## BEGIN Data provided
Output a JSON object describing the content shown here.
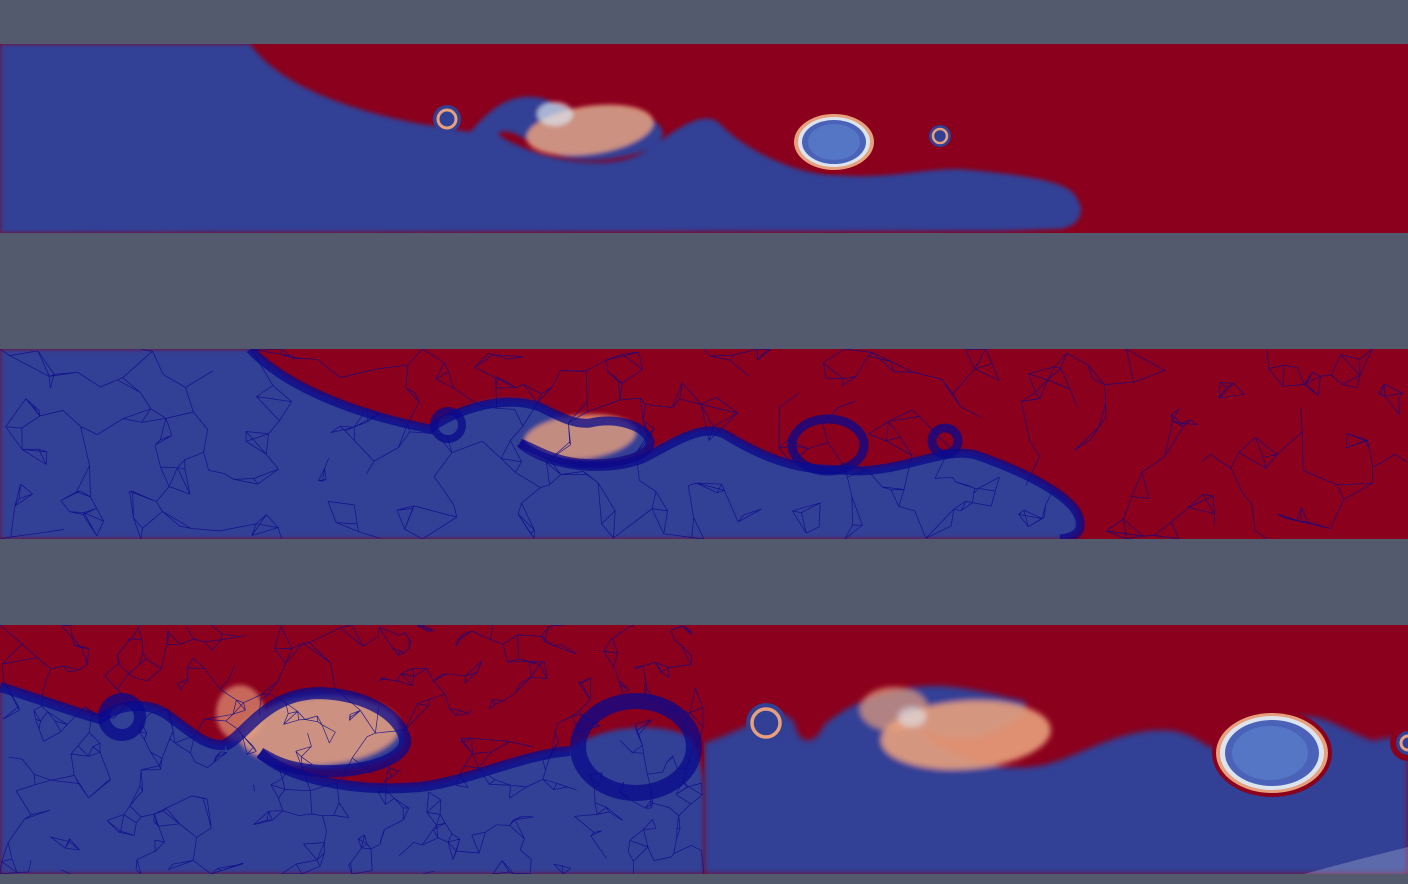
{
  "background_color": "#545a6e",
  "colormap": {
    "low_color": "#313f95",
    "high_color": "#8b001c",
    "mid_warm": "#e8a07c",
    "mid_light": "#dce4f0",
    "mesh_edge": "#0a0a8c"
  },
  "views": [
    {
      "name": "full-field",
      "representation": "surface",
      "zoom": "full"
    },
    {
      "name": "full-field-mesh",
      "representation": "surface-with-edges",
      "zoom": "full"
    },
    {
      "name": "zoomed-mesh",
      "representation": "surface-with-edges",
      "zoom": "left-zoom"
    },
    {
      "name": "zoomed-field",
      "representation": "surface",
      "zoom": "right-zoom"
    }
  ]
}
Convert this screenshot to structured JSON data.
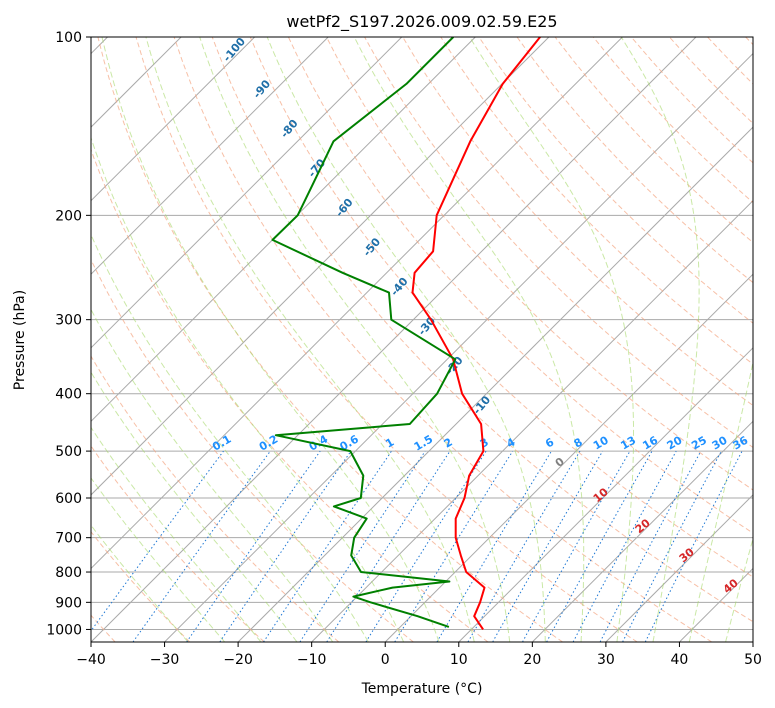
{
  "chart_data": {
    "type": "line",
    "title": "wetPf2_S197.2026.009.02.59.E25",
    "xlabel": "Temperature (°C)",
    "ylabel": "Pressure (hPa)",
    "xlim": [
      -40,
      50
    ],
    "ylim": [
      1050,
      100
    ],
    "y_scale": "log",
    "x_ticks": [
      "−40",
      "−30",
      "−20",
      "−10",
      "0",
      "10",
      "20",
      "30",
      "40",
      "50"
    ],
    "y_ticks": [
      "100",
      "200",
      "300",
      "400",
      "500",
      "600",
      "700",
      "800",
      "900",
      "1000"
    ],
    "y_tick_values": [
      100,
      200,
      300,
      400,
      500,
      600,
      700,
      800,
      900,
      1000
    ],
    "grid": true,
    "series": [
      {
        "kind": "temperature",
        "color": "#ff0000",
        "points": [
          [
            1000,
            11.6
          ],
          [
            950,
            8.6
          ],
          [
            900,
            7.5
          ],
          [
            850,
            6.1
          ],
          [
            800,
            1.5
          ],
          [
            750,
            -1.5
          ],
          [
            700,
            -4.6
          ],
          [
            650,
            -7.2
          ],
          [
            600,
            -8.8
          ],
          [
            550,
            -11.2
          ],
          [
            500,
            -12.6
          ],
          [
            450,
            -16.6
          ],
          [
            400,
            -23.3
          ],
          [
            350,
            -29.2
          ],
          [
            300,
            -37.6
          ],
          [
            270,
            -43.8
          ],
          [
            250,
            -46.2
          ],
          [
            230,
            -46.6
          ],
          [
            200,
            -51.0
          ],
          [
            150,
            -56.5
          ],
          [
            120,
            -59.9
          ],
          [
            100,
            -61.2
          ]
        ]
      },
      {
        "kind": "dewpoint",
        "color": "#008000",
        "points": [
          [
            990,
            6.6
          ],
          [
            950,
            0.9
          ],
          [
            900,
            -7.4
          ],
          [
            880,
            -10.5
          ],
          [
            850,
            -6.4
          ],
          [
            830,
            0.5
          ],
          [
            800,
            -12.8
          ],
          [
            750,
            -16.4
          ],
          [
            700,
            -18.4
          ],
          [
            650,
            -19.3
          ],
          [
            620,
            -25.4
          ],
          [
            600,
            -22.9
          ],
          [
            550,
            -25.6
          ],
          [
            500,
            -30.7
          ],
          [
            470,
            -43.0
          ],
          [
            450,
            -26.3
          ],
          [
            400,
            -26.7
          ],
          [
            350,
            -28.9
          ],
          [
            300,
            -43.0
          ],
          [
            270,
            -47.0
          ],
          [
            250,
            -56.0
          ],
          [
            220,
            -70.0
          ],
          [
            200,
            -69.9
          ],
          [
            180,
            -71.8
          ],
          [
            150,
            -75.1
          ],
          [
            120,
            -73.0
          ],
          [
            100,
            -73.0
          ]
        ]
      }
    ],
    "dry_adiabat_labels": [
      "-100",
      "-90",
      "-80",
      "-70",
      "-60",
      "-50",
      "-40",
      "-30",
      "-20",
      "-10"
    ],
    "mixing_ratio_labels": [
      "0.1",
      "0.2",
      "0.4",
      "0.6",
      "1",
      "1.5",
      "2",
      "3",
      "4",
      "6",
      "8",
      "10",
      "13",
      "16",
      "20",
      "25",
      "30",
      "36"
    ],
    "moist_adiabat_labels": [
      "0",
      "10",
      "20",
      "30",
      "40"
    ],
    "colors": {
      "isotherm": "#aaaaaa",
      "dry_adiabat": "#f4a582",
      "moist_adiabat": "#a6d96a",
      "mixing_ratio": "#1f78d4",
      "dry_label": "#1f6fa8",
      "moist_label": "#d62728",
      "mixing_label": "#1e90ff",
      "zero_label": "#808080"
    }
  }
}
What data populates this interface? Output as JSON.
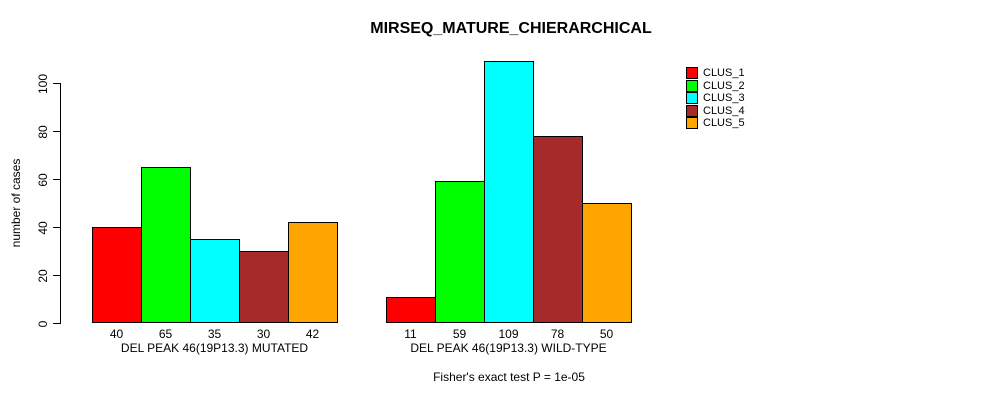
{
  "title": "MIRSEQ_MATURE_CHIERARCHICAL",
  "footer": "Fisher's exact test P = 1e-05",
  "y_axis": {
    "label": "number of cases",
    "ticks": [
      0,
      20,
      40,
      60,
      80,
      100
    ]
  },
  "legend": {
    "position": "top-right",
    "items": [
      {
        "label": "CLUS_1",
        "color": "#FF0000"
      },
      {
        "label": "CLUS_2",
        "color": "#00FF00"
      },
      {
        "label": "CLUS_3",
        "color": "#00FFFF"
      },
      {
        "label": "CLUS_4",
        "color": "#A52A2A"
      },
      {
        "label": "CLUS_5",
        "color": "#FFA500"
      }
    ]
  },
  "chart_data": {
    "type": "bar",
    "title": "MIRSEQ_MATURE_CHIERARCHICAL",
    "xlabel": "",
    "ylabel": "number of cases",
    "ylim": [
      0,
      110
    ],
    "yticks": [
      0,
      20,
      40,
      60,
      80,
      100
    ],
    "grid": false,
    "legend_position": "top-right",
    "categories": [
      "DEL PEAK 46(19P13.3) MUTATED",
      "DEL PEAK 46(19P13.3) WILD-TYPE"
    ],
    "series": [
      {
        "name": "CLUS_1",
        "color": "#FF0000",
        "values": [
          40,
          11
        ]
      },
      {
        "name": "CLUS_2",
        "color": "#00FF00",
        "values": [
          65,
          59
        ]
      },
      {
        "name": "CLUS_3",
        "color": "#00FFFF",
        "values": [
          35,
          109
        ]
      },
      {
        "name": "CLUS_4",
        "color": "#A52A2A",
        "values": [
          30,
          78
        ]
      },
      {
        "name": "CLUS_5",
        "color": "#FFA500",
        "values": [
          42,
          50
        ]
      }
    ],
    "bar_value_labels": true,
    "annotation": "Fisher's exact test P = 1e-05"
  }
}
## END Data provided
→ **Your instructions**
Write the listing above out again exactly, dropping each image.

→ **Written reply**
Output a JSON object describing the content shown here.
{
  "background_color": "#545a6e",
  "colormap": {
    "low_color": "#313f95",
    "high_color": "#8b001c",
    "mid_warm": "#e8a07c",
    "mid_light": "#dce4f0",
    "mesh_edge": "#0a0a8c"
  },
  "views": [
    {
      "name": "full-field",
      "representation": "surface",
      "zoom": "full"
    },
    {
      "name": "full-field-mesh",
      "representation": "surface-with-edges",
      "zoom": "full"
    },
    {
      "name": "zoomed-mesh",
      "representation": "surface-with-edges",
      "zoom": "left-zoom"
    },
    {
      "name": "zoomed-field",
      "representation": "surface",
      "zoom": "right-zoom"
    }
  ]
}
Convert this screenshot to structured JSON data.
{
  "chart_data": {
    "type": "line",
    "title": "wetPf2_S197.2026.009.02.59.E25",
    "xlabel": "Temperature (°C)",
    "ylabel": "Pressure (hPa)",
    "xlim": [
      -40,
      50
    ],
    "ylim": [
      1050,
      100
    ],
    "y_scale": "log",
    "x_ticks": [
      "−40",
      "−30",
      "−20",
      "−10",
      "0",
      "10",
      "20",
      "30",
      "40",
      "50"
    ],
    "y_ticks": [
      "100",
      "200",
      "300",
      "400",
      "500",
      "600",
      "700",
      "800",
      "900",
      "1000"
    ],
    "y_tick_values": [
      100,
      200,
      300,
      400,
      500,
      600,
      700,
      800,
      900,
      1000
    ],
    "grid": true,
    "series": [
      {
        "kind": "temperature",
        "color": "#ff0000",
        "points": [
          [
            1000,
            11.6
          ],
          [
            950,
            8.6
          ],
          [
            900,
            7.5
          ],
          [
            850,
            6.1
          ],
          [
            800,
            1.5
          ],
          [
            750,
            -1.5
          ],
          [
            700,
            -4.6
          ],
          [
            650,
            -7.2
          ],
          [
            600,
            -8.8
          ],
          [
            550,
            -11.2
          ],
          [
            500,
            -12.6
          ],
          [
            450,
            -16.6
          ],
          [
            400,
            -23.3
          ],
          [
            350,
            -29.2
          ],
          [
            300,
            -37.6
          ],
          [
            270,
            -43.8
          ],
          [
            250,
            -46.2
          ],
          [
            230,
            -46.6
          ],
          [
            200,
            -51.0
          ],
          [
            150,
            -56.5
          ],
          [
            120,
            -59.9
          ],
          [
            100,
            -61.2
          ]
        ]
      },
      {
        "kind": "dewpoint",
        "color": "#008000",
        "points": [
          [
            990,
            6.6
          ],
          [
            950,
            0.9
          ],
          [
            900,
            -7.4
          ],
          [
            880,
            -10.5
          ],
          [
            850,
            -6.4
          ],
          [
            830,
            0.5
          ],
          [
            800,
            -12.8
          ],
          [
            750,
            -16.4
          ],
          [
            700,
            -18.4
          ],
          [
            650,
            -19.3
          ],
          [
            620,
            -25.4
          ],
          [
            600,
            -22.9
          ],
          [
            550,
            -25.6
          ],
          [
            500,
            -30.7
          ],
          [
            470,
            -43.0
          ],
          [
            450,
            -26.3
          ],
          [
            400,
            -26.7
          ],
          [
            350,
            -28.9
          ],
          [
            300,
            -43.0
          ],
          [
            270,
            -47.0
          ],
          [
            250,
            -56.0
          ],
          [
            220,
            -70.0
          ],
          [
            200,
            -69.9
          ],
          [
            180,
            -71.8
          ],
          [
            150,
            -75.1
          ],
          [
            120,
            -73.0
          ],
          [
            100,
            -73.0
          ]
        ]
      }
    ],
    "dry_adiabat_labels": [
      "-100",
      "-90",
      "-80",
      "-70",
      "-60",
      "-50",
      "-40",
      "-30",
      "-20",
      "-10"
    ],
    "mixing_ratio_labels": [
      "0.1",
      "0.2",
      "0.4",
      "0.6",
      "1",
      "1.5",
      "2",
      "3",
      "4",
      "6",
      "8",
      "10",
      "13",
      "16",
      "20",
      "25",
      "30",
      "36"
    ],
    "moist_adiabat_labels": [
      "0",
      "10",
      "20",
      "30",
      "40"
    ],
    "colors": {
      "isotherm": "#aaaaaa",
      "dry_adiabat": "#f4a582",
      "moist_adiabat": "#a6d96a",
      "mixing_ratio": "#1f78d4",
      "dry_label": "#1f6fa8",
      "moist_label": "#d62728",
      "mixing_label": "#1e90ff",
      "zero_label": "#808080"
    }
  }
}
What data populates this interface? Output as JSON.
{
  "title": "MIRSEQ_MATURE_CHIERARCHICAL",
  "footer": "Fisher's exact test P = 1e-05",
  "y_axis": {
    "label": "number of cases",
    "ticks": [
      0,
      20,
      40,
      60,
      80,
      100
    ]
  },
  "legend": {
    "position": "top-right",
    "items": [
      {
        "label": "CLUS_1",
        "color": "#FF0000"
      },
      {
        "label": "CLUS_2",
        "color": "#00FF00"
      },
      {
        "label": "CLUS_3",
        "color": "#00FFFF"
      },
      {
        "label": "CLUS_4",
        "color": "#A52A2A"
      },
      {
        "label": "CLUS_5",
        "color": "#FFA500"
      }
    ]
  },
  "chart_data": {
    "type": "bar",
    "title": "MIRSEQ_MATURE_CHIERARCHICAL",
    "xlabel": "",
    "ylabel": "number of cases",
    "ylim": [
      0,
      110
    ],
    "yticks": [
      0,
      20,
      40,
      60,
      80,
      100
    ],
    "grid": false,
    "legend_position": "top-right",
    "categories": [
      "DEL PEAK 46(19P13.3) MUTATED",
      "DEL PEAK 46(19P13.3) WILD-TYPE"
    ],
    "series": [
      {
        "name": "CLUS_1",
        "color": "#FF0000",
        "values": [
          40,
          11
        ]
      },
      {
        "name": "CLUS_2",
        "color": "#00FF00",
        "values": [
          65,
          59
        ]
      },
      {
        "name": "CLUS_3",
        "color": "#00FFFF",
        "values": [
          35,
          109
        ]
      },
      {
        "name": "CLUS_4",
        "color": "#A52A2A",
        "values": [
          30,
          78
        ]
      },
      {
        "name": "CLUS_5",
        "color": "#FFA500",
        "values": [
          42,
          50
        ]
      }
    ],
    "bar_value_labels": true,
    "annotation": "Fisher's exact test P = 1e-05"
  }
}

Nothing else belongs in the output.